SET EXERCISE:
Transcribe the records below exactly, leaving out any pictures.

(Figure collection entries)
####################

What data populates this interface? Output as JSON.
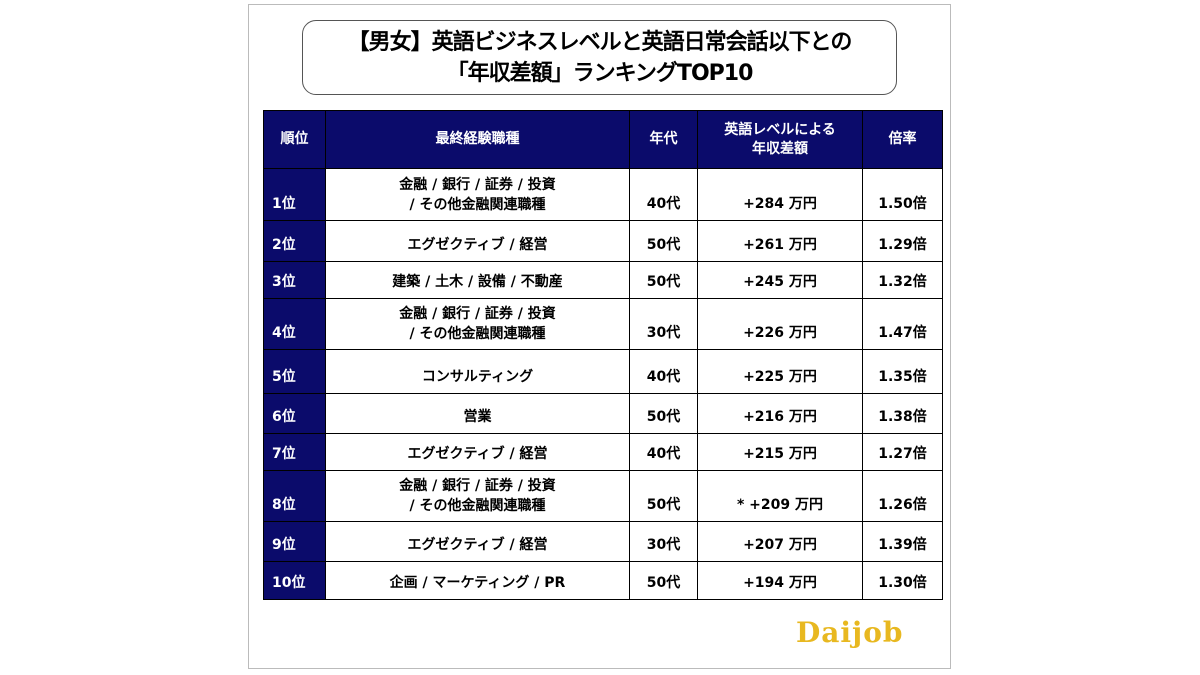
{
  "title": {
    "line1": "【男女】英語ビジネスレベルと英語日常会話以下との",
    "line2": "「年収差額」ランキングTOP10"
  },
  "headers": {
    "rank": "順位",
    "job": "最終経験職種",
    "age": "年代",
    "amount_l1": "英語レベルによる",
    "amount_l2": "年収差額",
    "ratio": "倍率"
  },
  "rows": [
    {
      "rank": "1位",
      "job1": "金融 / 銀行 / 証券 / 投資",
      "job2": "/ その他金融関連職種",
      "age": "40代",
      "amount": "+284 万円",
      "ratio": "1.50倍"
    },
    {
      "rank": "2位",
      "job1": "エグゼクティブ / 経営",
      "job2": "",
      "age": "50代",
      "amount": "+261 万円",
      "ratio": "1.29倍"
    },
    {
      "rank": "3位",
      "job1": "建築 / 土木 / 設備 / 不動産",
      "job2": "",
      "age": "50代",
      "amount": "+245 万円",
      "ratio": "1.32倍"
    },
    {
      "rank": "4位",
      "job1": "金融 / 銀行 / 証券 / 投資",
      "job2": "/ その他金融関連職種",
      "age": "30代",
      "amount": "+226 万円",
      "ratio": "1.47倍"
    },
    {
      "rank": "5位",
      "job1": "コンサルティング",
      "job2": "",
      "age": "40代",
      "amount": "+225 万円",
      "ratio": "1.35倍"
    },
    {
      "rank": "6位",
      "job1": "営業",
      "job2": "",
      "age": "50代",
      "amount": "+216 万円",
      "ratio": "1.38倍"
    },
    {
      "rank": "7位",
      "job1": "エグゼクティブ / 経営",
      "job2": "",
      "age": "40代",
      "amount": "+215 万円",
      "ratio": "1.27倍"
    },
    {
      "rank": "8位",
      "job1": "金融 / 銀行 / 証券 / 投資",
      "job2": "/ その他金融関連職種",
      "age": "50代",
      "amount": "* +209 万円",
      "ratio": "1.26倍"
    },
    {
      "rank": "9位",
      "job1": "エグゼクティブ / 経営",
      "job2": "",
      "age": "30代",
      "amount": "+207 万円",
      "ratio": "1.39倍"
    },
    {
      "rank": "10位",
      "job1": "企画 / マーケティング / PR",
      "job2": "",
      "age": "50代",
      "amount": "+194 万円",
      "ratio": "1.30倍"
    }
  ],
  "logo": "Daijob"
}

####################

RESULT FOR THIS EXERCISE:
What data populates this interface? Output as JSON.
{
  "title": {
    "line1": "【男女】英語ビジネスレベルと英語日常会話以下との",
    "line2": "「年収差額」ランキングTOP10"
  },
  "headers": {
    "rank": "順位",
    "job": "最終経験職種",
    "age": "年代",
    "amount_l1": "英語レベルによる",
    "amount_l2": "年収差額",
    "ratio": "倍率"
  },
  "rows": [
    {
      "rank": "1位",
      "job1": "金融 / 銀行 / 証券 / 投資",
      "job2": "/ その他金融関連職種",
      "age": "40代",
      "amount": "+284 万円",
      "ratio": "1.50倍"
    },
    {
      "rank": "2位",
      "job1": "エグゼクティブ / 経営",
      "job2": "",
      "age": "50代",
      "amount": "+261 万円",
      "ratio": "1.29倍"
    },
    {
      "rank": "3位",
      "job1": "建築 / 土木 / 設備 / 不動産",
      "job2": "",
      "age": "50代",
      "amount": "+245 万円",
      "ratio": "1.32倍"
    },
    {
      "rank": "4位",
      "job1": "金融 / 銀行 / 証券 / 投資",
      "job2": "/ その他金融関連職種",
      "age": "30代",
      "amount": "+226 万円",
      "ratio": "1.47倍"
    },
    {
      "rank": "5位",
      "job1": "コンサルティング",
      "job2": "",
      "age": "40代",
      "amount": "+225 万円",
      "ratio": "1.35倍"
    },
    {
      "rank": "6位",
      "job1": "営業",
      "job2": "",
      "age": "50代",
      "amount": "+216 万円",
      "ratio": "1.38倍"
    },
    {
      "rank": "7位",
      "job1": "エグゼクティブ / 経営",
      "job2": "",
      "age": "40代",
      "amount": "+215 万円",
      "ratio": "1.27倍"
    },
    {
      "rank": "8位",
      "job1": "金融 / 銀行 / 証券 / 投資",
      "job2": "/ その他金融関連職種",
      "age": "50代",
      "amount": "* +209 万円",
      "ratio": "1.26倍"
    },
    {
      "rank": "9位",
      "job1": "エグゼクティブ / 経営",
      "job2": "",
      "age": "30代",
      "amount": "+207 万円",
      "ratio": "1.39倍"
    },
    {
      "rank": "10位",
      "job1": "企画 / マーケティング / PR",
      "job2": "",
      "age": "50代",
      "amount": "+194 万円",
      "ratio": "1.30倍"
    }
  ],
  "logo": "Daijob"
}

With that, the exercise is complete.